**TASK REQUIREMENTS**
Repeat the material exactly, leaving nothing out.

**RECORDS SHOWN**
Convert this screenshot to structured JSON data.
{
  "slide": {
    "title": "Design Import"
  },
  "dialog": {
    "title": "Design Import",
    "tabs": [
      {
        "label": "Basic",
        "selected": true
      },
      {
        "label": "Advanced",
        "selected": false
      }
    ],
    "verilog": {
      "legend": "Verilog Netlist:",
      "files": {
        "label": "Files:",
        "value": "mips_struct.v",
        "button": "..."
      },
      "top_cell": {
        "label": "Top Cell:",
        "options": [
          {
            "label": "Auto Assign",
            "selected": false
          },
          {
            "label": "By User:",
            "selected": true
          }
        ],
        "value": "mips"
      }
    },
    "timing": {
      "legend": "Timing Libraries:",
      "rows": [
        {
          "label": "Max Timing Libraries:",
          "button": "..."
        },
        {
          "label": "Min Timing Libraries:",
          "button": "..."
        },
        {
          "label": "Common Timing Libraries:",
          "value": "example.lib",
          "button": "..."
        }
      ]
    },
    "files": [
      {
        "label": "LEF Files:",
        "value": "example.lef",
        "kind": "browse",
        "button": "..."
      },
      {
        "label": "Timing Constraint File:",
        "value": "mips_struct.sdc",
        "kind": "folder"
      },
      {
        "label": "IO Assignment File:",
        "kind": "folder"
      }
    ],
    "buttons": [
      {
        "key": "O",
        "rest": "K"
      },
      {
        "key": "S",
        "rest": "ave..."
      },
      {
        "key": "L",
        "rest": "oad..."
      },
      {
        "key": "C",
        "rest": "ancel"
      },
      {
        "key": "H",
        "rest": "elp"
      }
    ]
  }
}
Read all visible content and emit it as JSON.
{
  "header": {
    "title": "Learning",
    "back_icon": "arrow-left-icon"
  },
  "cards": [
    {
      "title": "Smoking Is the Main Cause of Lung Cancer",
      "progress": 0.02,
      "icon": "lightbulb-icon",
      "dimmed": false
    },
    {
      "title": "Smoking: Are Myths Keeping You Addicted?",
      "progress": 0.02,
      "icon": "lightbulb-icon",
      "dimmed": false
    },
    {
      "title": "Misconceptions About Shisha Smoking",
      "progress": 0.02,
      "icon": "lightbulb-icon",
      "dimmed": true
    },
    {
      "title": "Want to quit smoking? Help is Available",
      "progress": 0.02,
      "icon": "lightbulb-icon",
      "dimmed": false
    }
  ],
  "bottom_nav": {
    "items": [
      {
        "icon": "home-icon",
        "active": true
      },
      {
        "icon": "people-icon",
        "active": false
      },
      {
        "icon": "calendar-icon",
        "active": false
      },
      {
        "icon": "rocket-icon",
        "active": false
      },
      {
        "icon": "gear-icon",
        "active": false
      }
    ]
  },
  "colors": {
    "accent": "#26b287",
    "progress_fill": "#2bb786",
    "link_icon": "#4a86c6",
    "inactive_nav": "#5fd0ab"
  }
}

**TASK RESPONSE**
Convert this screenshot to structured JSON data.
{
  "slide": {
    "title": "Design Import"
  },
  "dialog": {
    "title": "Design Import",
    "tabs": [
      {
        "label": "Basic",
        "selected": true
      },
      {
        "label": "Advanced",
        "selected": false
      }
    ],
    "verilog": {
      "legend": "Verilog Netlist:",
      "files": {
        "label": "Files:",
        "value": "mips_struct.v",
        "button": "..."
      },
      "top_cell": {
        "label": "Top Cell:",
        "options": [
          {
            "label": "Auto Assign",
            "selected": false
          },
          {
            "label": "By User:",
            "selected": true
          }
        ],
        "value": "mips"
      }
    },
    "timing": {
      "legend": "Timing Libraries:",
      "rows": [
        {
          "label": "Max Timing Libraries:",
          "button": "..."
        },
        {
          "label": "Min Timing Libraries:",
          "button": "..."
        },
        {
          "label": "Common Timing Libraries:",
          "value": "example.lib",
          "button": "..."
        }
      ]
    },
    "files": [
      {
        "label": "LEF Files:",
        "value": "example.lef",
        "kind": "browse",
        "button": "..."
      },
      {
        "label": "Timing Constraint File:",
        "value": "mips_struct.sdc",
        "kind": "folder"
      },
      {
        "label": "IO Assignment File:",
        "kind": "folder"
      }
    ],
    "buttons": [
      {
        "key": "O",
        "rest": "K"
      },
      {
        "key": "S",
        "rest": "ave..."
      },
      {
        "key": "L",
        "rest": "oad..."
      },
      {
        "key": "C",
        "rest": "ancel"
      },
      {
        "key": "H",
        "rest": "elp"
      }
    ]
  }
}
Read all visible content and emit it as JSON.
{
  "header": {
    "title": "Learning",
    "back_icon": "arrow-left-icon"
  },
  "cards": [
    {
      "title": "Smoking Is the Main Cause of Lung Cancer",
      "progress": 0.02,
      "icon": "lightbulb-icon",
      "dimmed": false
    },
    {
      "title": "Smoking: Are Myths Keeping You Addicted?",
      "progress": 0.02,
      "icon": "lightbulb-icon",
      "dimmed": false
    },
    {
      "title": "Misconceptions About Shisha Smoking",
      "progress": 0.02,
      "icon": "lightbulb-icon",
      "dimmed": true
    },
    {
      "title": "Want to quit smoking? Help is Available",
      "progress": 0.02,
      "icon": "lightbulb-icon",
      "dimmed": false
    }
  ],
  "bottom_nav": {
    "items": [
      {
        "icon": "home-icon",
        "active": true
      },
      {
        "icon": "people-icon",
        "active": false
      },
      {
        "icon": "calendar-icon",
        "active": false
      },
      {
        "icon": "rocket-icon",
        "active": false
      },
      {
        "icon": "gear-icon",
        "active": false
      }
    ]
  },
  "colors": {
    "accent": "#26b287",
    "progress_fill": "#2bb786",
    "link_icon": "#4a86c6",
    "inactive_nav": "#5fd0ab"
  }
}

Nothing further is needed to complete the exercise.